[start of Records for processing]
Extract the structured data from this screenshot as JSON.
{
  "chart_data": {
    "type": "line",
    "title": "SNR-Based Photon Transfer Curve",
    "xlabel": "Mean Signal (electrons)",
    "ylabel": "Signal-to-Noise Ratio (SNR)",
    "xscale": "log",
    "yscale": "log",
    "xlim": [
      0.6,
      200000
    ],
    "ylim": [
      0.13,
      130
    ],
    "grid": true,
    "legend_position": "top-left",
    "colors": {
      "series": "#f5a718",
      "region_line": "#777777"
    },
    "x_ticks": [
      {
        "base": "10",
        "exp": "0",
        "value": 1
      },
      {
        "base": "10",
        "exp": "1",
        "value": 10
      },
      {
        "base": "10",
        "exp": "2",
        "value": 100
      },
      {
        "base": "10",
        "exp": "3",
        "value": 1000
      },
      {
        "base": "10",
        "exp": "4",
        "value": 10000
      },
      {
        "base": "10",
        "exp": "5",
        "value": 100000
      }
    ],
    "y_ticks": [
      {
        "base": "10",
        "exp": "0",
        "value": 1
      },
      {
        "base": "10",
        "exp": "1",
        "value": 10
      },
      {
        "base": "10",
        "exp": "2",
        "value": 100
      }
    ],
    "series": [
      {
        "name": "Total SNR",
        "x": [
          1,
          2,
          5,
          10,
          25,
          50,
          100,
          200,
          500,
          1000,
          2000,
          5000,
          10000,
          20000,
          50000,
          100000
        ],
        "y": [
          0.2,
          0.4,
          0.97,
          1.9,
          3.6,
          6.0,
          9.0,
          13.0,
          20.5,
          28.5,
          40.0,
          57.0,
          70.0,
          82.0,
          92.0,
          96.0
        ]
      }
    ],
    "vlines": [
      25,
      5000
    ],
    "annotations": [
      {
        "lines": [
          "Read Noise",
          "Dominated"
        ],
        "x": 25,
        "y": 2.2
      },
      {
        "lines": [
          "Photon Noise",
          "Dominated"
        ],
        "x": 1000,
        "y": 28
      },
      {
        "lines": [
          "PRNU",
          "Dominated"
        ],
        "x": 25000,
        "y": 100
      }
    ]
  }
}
[end of Records for processing]
Stated exercise
Copy every line of the listing that contains the word "Signal".

Task solution
    "xlabel": "Mean Signal (electrons)",
    "ylabel": "Signal-to-Noise Ratio (SNR)",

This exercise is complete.